> _Job_
Will you extract the entries word for word? Images should not appear in the copy.
>> BEGIN Material for this task
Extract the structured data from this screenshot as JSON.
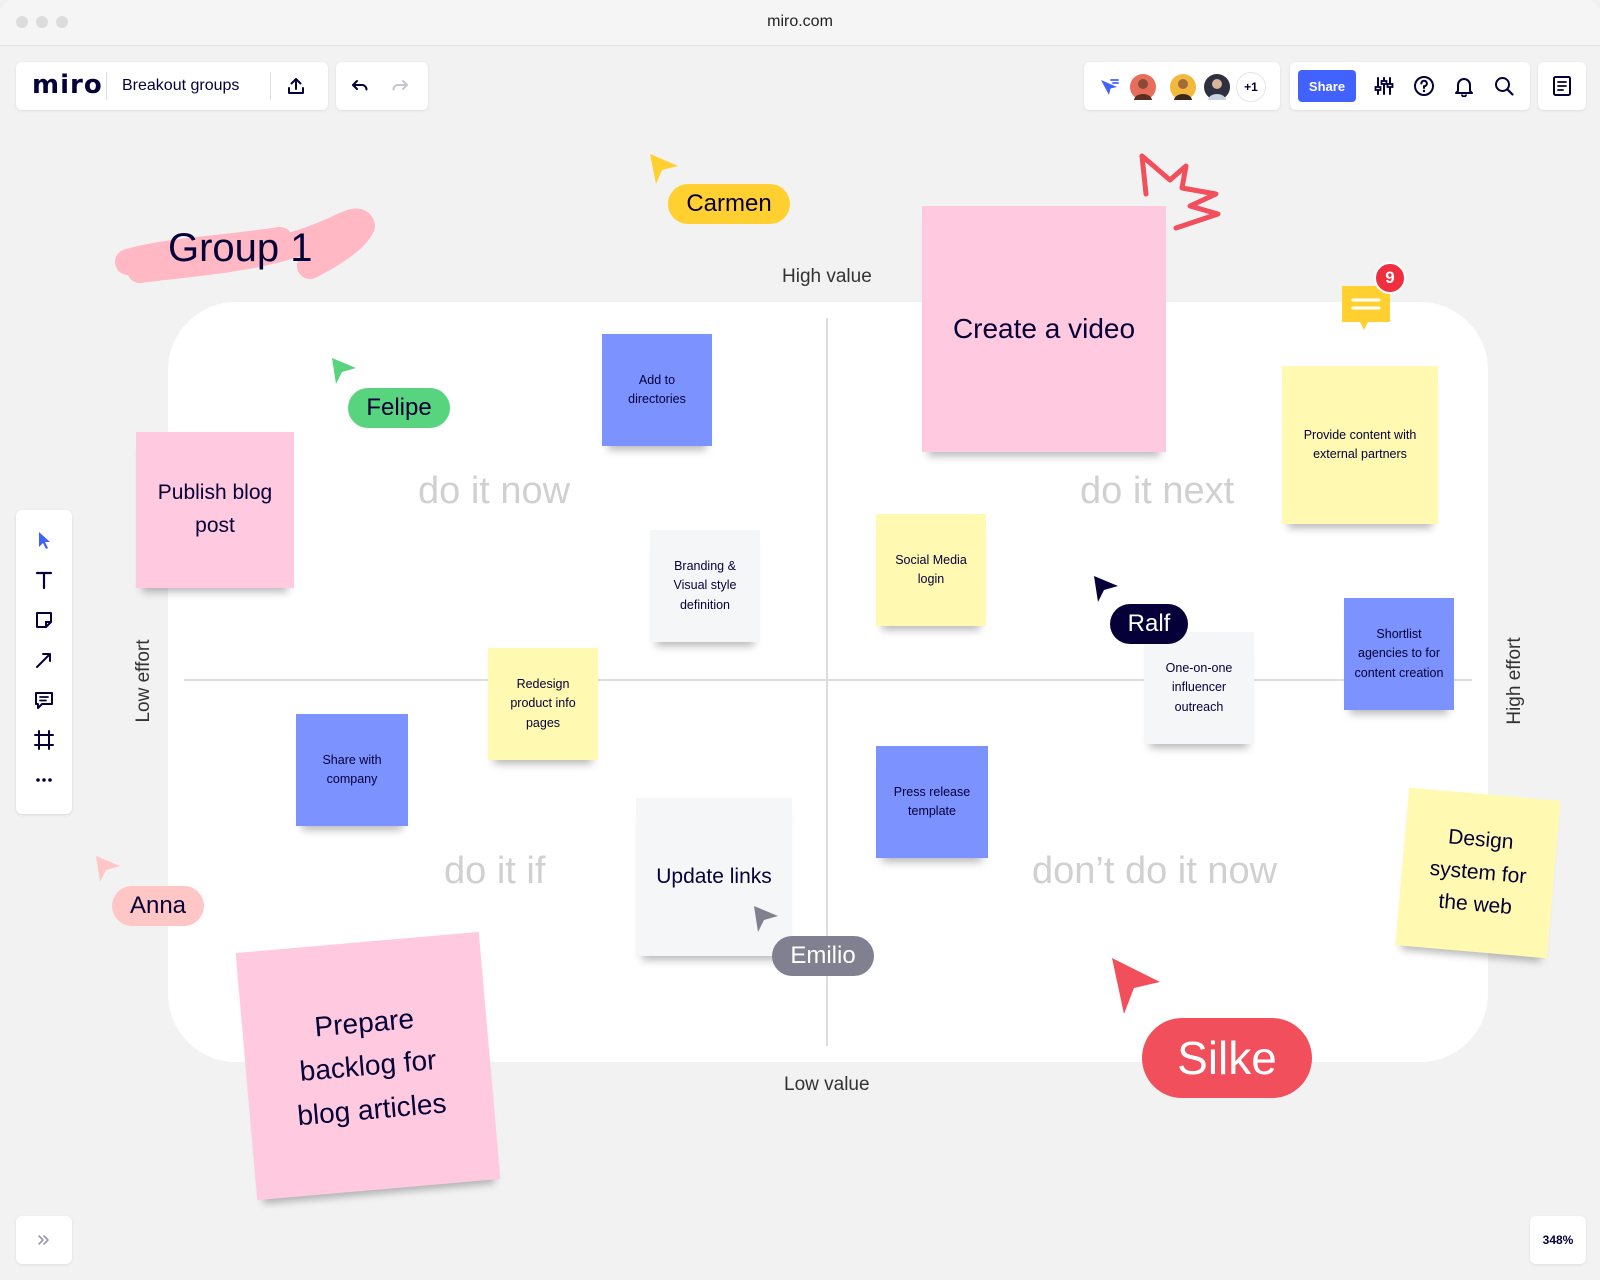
{
  "window": {
    "url": "miro.com"
  },
  "header": {
    "logo": "miro",
    "board_name": "Breakout groups",
    "share_label": "Share",
    "collaborators_more": "+1"
  },
  "canvas": {
    "group_title": "Group 1",
    "axis": {
      "top": "High value",
      "bottom": "Low value",
      "left": "Low effort",
      "right": "High effort"
    },
    "quadrants": {
      "top_left": "do it now",
      "top_right": "do it next",
      "bottom_left": "do it if",
      "bottom_right": "don’t do it now"
    },
    "stickies": {
      "add_directories": "Add to directories",
      "create_video": "Create a video",
      "provide_content": "Provide content with external partners",
      "publish_blog": "Publish blog post",
      "branding": "Branding & Visual style definition",
      "social_media": "Social Media login",
      "shortlist": "Shortlist agencies to for content creation",
      "one_on_one": "One-on-one influencer outreach",
      "redesign": "Redesign product info pages",
      "share_company": "Share with company",
      "press_release": "Press release template",
      "update_links": "Update links",
      "design_system": "Design system for the web",
      "prepare_backlog": "Prepare backlog for blog articles"
    },
    "comment_count": "9"
  },
  "cursors": {
    "carmen": {
      "name": "Carmen",
      "color": "#ffd02f"
    },
    "felipe": {
      "name": "Felipe",
      "color": "#58d37e"
    },
    "ralf": {
      "name": "Ralf",
      "color": "#050038"
    },
    "anna": {
      "name": "Anna",
      "color": "#ffc6c6"
    },
    "emilio": {
      "name": "Emilio",
      "color": "#808090"
    },
    "silke": {
      "name": "Silke",
      "color": "#f24f5c"
    }
  },
  "footer": {
    "zoom": "348%"
  },
  "colors": {
    "accent": "#4262ff",
    "sticky_pink": "#ffcadf",
    "sticky_yellow": "#fff9b1",
    "sticky_blue": "#7b92ff"
  }
}
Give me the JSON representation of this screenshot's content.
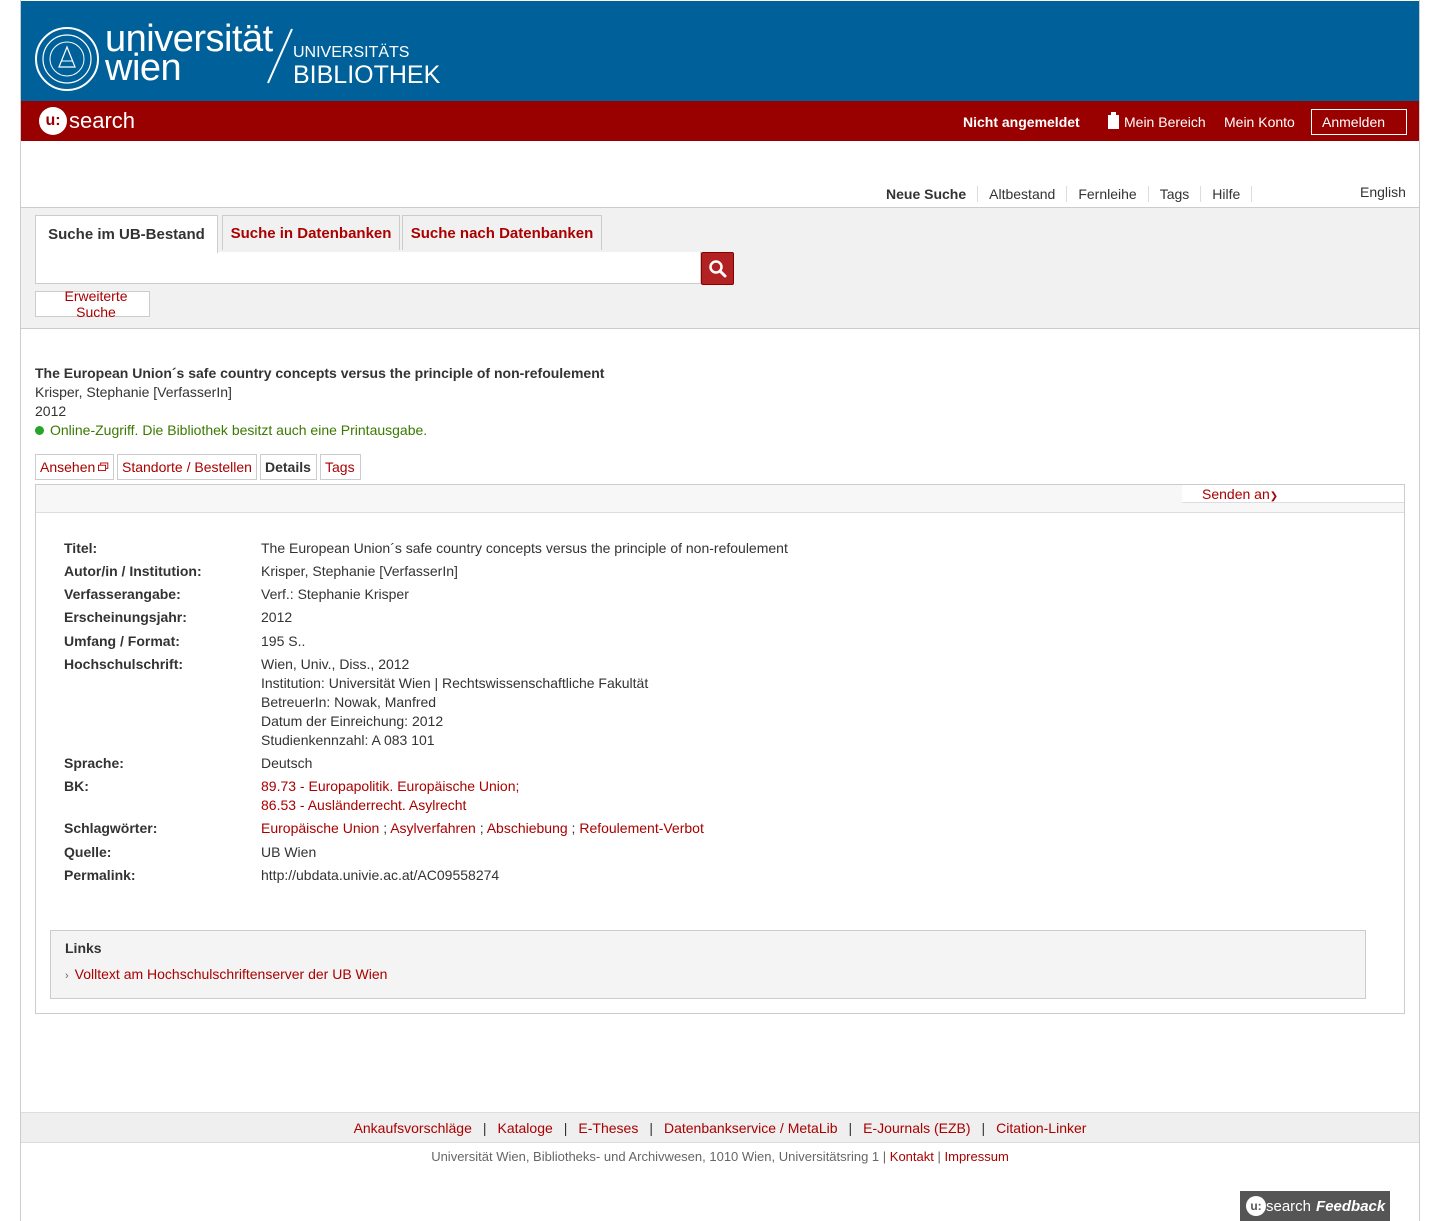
>> END Material for this task
> _Task response_
Extract the structured data from this screenshot as JSON.
{
  "window": {
    "url": "miro.com"
  },
  "header": {
    "logo": "miro",
    "board_name": "Breakout groups",
    "share_label": "Share",
    "collaborators_more": "+1"
  },
  "canvas": {
    "group_title": "Group 1",
    "axis": {
      "top": "High value",
      "bottom": "Low value",
      "left": "Low effort",
      "right": "High effort"
    },
    "quadrants": {
      "top_left": "do it now",
      "top_right": "do it next",
      "bottom_left": "do it if",
      "bottom_right": "don’t do it now"
    },
    "stickies": {
      "add_directories": "Add to directories",
      "create_video": "Create a video",
      "provide_content": "Provide content with external partners",
      "publish_blog": "Publish blog post",
      "branding": "Branding & Visual style definition",
      "social_media": "Social Media login",
      "shortlist": "Shortlist agencies to for content creation",
      "one_on_one": "One-on-one influencer outreach",
      "redesign": "Redesign product info pages",
      "share_company": "Share with company",
      "press_release": "Press release template",
      "update_links": "Update links",
      "design_system": "Design system for the web",
      "prepare_backlog": "Prepare backlog for blog articles"
    },
    "comment_count": "9"
  },
  "cursors": {
    "carmen": {
      "name": "Carmen",
      "color": "#ffd02f"
    },
    "felipe": {
      "name": "Felipe",
      "color": "#58d37e"
    },
    "ralf": {
      "name": "Ralf",
      "color": "#050038"
    },
    "anna": {
      "name": "Anna",
      "color": "#ffc6c6"
    },
    "emilio": {
      "name": "Emilio",
      "color": "#808090"
    },
    "silke": {
      "name": "Silke",
      "color": "#f24f5c"
    }
  },
  "footer": {
    "zoom": "348%"
  },
  "colors": {
    "accent": "#4262ff",
    "sticky_pink": "#ffcadf",
    "sticky_yellow": "#fff9b1",
    "sticky_blue": "#7b92ff"
  }
}
Give me the JSON representation of this screenshot's content.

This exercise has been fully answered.